_Written exercise_
Give back all the data exactly, line by line.

---------------

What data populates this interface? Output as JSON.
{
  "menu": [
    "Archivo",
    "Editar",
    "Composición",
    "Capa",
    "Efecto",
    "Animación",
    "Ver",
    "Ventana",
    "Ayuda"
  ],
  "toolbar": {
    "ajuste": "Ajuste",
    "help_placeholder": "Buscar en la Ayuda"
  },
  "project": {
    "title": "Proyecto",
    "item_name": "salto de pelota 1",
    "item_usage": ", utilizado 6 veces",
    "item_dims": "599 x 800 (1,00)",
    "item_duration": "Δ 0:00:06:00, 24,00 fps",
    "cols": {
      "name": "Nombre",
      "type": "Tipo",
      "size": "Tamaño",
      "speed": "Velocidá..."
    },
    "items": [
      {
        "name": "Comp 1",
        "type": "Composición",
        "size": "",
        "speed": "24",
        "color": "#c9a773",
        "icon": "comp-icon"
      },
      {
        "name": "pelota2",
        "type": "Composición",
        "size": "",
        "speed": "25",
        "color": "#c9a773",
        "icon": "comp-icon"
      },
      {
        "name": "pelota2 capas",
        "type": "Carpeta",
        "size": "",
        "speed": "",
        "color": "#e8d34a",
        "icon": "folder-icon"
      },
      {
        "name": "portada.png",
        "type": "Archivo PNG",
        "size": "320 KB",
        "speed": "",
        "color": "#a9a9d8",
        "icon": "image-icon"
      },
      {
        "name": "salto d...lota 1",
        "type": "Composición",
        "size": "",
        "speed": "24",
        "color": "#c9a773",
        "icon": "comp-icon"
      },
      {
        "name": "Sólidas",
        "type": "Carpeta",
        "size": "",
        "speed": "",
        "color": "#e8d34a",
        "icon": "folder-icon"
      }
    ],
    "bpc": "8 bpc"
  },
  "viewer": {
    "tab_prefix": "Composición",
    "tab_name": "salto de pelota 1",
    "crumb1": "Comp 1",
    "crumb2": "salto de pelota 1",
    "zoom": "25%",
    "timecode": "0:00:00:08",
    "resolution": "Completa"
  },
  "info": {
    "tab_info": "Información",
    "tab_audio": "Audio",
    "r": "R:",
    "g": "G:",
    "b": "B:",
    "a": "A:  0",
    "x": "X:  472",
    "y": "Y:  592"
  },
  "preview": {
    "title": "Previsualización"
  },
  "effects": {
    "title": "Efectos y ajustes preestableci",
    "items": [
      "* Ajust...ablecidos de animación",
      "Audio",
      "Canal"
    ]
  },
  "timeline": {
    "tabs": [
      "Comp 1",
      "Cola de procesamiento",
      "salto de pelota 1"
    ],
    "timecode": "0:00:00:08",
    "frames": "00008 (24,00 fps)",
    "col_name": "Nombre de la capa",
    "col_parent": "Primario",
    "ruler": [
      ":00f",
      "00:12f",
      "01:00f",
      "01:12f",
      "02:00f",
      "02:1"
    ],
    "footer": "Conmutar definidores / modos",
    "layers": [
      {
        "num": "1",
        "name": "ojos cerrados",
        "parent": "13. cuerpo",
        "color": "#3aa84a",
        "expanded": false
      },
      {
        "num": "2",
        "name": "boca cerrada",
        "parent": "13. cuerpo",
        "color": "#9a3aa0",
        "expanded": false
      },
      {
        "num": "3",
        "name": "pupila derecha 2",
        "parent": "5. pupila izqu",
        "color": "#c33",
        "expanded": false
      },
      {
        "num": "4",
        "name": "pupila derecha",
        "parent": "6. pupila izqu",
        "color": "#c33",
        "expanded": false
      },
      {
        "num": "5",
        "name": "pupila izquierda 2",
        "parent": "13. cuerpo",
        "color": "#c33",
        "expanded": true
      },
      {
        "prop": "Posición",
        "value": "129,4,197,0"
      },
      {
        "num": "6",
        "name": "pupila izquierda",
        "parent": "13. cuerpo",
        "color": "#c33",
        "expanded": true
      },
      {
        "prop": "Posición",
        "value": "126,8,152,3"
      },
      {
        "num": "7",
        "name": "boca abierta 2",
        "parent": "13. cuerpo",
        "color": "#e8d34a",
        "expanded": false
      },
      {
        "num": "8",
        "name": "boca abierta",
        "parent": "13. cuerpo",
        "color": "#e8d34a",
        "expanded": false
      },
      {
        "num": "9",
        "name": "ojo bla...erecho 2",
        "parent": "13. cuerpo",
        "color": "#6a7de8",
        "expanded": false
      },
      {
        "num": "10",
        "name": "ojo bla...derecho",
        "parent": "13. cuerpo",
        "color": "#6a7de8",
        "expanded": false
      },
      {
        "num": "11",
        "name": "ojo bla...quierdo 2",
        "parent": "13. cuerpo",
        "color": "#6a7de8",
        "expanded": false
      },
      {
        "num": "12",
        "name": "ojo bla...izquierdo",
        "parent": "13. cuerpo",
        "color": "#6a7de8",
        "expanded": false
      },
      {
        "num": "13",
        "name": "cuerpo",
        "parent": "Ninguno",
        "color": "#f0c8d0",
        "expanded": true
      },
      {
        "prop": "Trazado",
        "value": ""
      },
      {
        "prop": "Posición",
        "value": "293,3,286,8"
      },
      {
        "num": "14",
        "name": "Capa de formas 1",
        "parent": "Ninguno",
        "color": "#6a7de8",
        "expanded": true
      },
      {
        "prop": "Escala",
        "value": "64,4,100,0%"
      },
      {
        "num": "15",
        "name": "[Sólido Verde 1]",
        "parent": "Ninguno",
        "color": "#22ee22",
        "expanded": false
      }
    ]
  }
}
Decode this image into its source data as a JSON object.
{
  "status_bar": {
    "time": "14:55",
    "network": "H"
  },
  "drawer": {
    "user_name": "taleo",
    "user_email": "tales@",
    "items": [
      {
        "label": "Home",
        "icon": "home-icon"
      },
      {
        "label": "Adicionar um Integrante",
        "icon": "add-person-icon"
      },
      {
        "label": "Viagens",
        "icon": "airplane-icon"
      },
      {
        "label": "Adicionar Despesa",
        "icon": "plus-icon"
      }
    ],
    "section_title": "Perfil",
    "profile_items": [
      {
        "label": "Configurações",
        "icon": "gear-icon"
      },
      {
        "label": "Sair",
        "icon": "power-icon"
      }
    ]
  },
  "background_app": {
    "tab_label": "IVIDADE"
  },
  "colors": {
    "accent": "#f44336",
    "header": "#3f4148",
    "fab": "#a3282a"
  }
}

---------------

_Solution_
What data populates this interface? Output as JSON.
{
  "menu": [
    "Archivo",
    "Editar",
    "Composición",
    "Capa",
    "Efecto",
    "Animación",
    "Ver",
    "Ventana",
    "Ayuda"
  ],
  "toolbar": {
    "ajuste": "Ajuste",
    "help_placeholder": "Buscar en la Ayuda"
  },
  "project": {
    "title": "Proyecto",
    "item_name": "salto de pelota 1",
    "item_usage": ", utilizado 6 veces",
    "item_dims": "599 x 800 (1,00)",
    "item_duration": "Δ 0:00:06:00, 24,00 fps",
    "cols": {
      "name": "Nombre",
      "type": "Tipo",
      "size": "Tamaño",
      "speed": "Velocidá..."
    },
    "items": [
      {
        "name": "Comp 1",
        "type": "Composición",
        "size": "",
        "speed": "24",
        "color": "#c9a773",
        "icon": "comp-icon"
      },
      {
        "name": "pelota2",
        "type": "Composición",
        "size": "",
        "speed": "25",
        "color": "#c9a773",
        "icon": "comp-icon"
      },
      {
        "name": "pelota2 capas",
        "type": "Carpeta",
        "size": "",
        "speed": "",
        "color": "#e8d34a",
        "icon": "folder-icon"
      },
      {
        "name": "portada.png",
        "type": "Archivo PNG",
        "size": "320 KB",
        "speed": "",
        "color": "#a9a9d8",
        "icon": "image-icon"
      },
      {
        "name": "salto d...lota 1",
        "type": "Composición",
        "size": "",
        "speed": "24",
        "color": "#c9a773",
        "icon": "comp-icon"
      },
      {
        "name": "Sólidas",
        "type": "Carpeta",
        "size": "",
        "speed": "",
        "color": "#e8d34a",
        "icon": "folder-icon"
      }
    ],
    "bpc": "8 bpc"
  },
  "viewer": {
    "tab_prefix": "Composición",
    "tab_name": "salto de pelota 1",
    "crumb1": "Comp 1",
    "crumb2": "salto de pelota 1",
    "zoom": "25%",
    "timecode": "0:00:00:08",
    "resolution": "Completa"
  },
  "info": {
    "tab_info": "Información",
    "tab_audio": "Audio",
    "r": "R:",
    "g": "G:",
    "b": "B:",
    "a": "A:  0",
    "x": "X:  472",
    "y": "Y:  592"
  },
  "preview": {
    "title": "Previsualización"
  },
  "effects": {
    "title": "Efectos y ajustes preestableci",
    "items": [
      "* Ajust...ablecidos de animación",
      "Audio",
      "Canal"
    ]
  },
  "timeline": {
    "tabs": [
      "Comp 1",
      "Cola de procesamiento",
      "salto de pelota 1"
    ],
    "timecode": "0:00:00:08",
    "frames": "00008 (24,00 fps)",
    "col_name": "Nombre de la capa",
    "col_parent": "Primario",
    "ruler": [
      ":00f",
      "00:12f",
      "01:00f",
      "01:12f",
      "02:00f",
      "02:1"
    ],
    "footer": "Conmutar definidores / modos",
    "layers": [
      {
        "num": "1",
        "name": "ojos cerrados",
        "parent": "13. cuerpo",
        "color": "#3aa84a",
        "expanded": false
      },
      {
        "num": "2",
        "name": "boca cerrada",
        "parent": "13. cuerpo",
        "color": "#9a3aa0",
        "expanded": false
      },
      {
        "num": "3",
        "name": "pupila derecha 2",
        "parent": "5. pupila izqu",
        "color": "#c33",
        "expanded": false
      },
      {
        "num": "4",
        "name": "pupila derecha",
        "parent": "6. pupila izqu",
        "color": "#c33",
        "expanded": false
      },
      {
        "num": "5",
        "name": "pupila izquierda 2",
        "parent": "13. cuerpo",
        "color": "#c33",
        "expanded": true
      },
      {
        "prop": "Posición",
        "value": "129,4,197,0"
      },
      {
        "num": "6",
        "name": "pupila izquierda",
        "parent": "13. cuerpo",
        "color": "#c33",
        "expanded": true
      },
      {
        "prop": "Posición",
        "value": "126,8,152,3"
      },
      {
        "num": "7",
        "name": "boca abierta 2",
        "parent": "13. cuerpo",
        "color": "#e8d34a",
        "expanded": false
      },
      {
        "num": "8",
        "name": "boca abierta",
        "parent": "13. cuerpo",
        "color": "#e8d34a",
        "expanded": false
      },
      {
        "num": "9",
        "name": "ojo bla...erecho 2",
        "parent": "13. cuerpo",
        "color": "#6a7de8",
        "expanded": false
      },
      {
        "num": "10",
        "name": "ojo bla...derecho",
        "parent": "13. cuerpo",
        "color": "#6a7de8",
        "expanded": false
      },
      {
        "num": "11",
        "name": "ojo bla...quierdo 2",
        "parent": "13. cuerpo",
        "color": "#6a7de8",
        "expanded": false
      },
      {
        "num": "12",
        "name": "ojo bla...izquierdo",
        "parent": "13. cuerpo",
        "color": "#6a7de8",
        "expanded": false
      },
      {
        "num": "13",
        "name": "cuerpo",
        "parent": "Ninguno",
        "color": "#f0c8d0",
        "expanded": true
      },
      {
        "prop": "Trazado",
        "value": ""
      },
      {
        "prop": "Posición",
        "value": "293,3,286,8"
      },
      {
        "num": "14",
        "name": "Capa de formas 1",
        "parent": "Ninguno",
        "color": "#6a7de8",
        "expanded": true
      },
      {
        "prop": "Escala",
        "value": "64,4,100,0%"
      },
      {
        "num": "15",
        "name": "[Sólido Verde 1]",
        "parent": "Ninguno",
        "color": "#22ee22",
        "expanded": false
      }
    ]
  }
}
Decode this image into its source data as a JSON object.
{
  "status_bar": {
    "time": "14:55",
    "network": "H"
  },
  "drawer": {
    "user_name": "taleo",
    "user_email": "tales@",
    "items": [
      {
        "label": "Home",
        "icon": "home-icon"
      },
      {
        "label": "Adicionar um Integrante",
        "icon": "add-person-icon"
      },
      {
        "label": "Viagens",
        "icon": "airplane-icon"
      },
      {
        "label": "Adicionar Despesa",
        "icon": "plus-icon"
      }
    ],
    "section_title": "Perfil",
    "profile_items": [
      {
        "label": "Configurações",
        "icon": "gear-icon"
      },
      {
        "label": "Sair",
        "icon": "power-icon"
      }
    ]
  },
  "background_app": {
    "tab_label": "IVIDADE"
  },
  "colors": {
    "accent": "#f44336",
    "header": "#3f4148",
    "fab": "#a3282a"
  }
}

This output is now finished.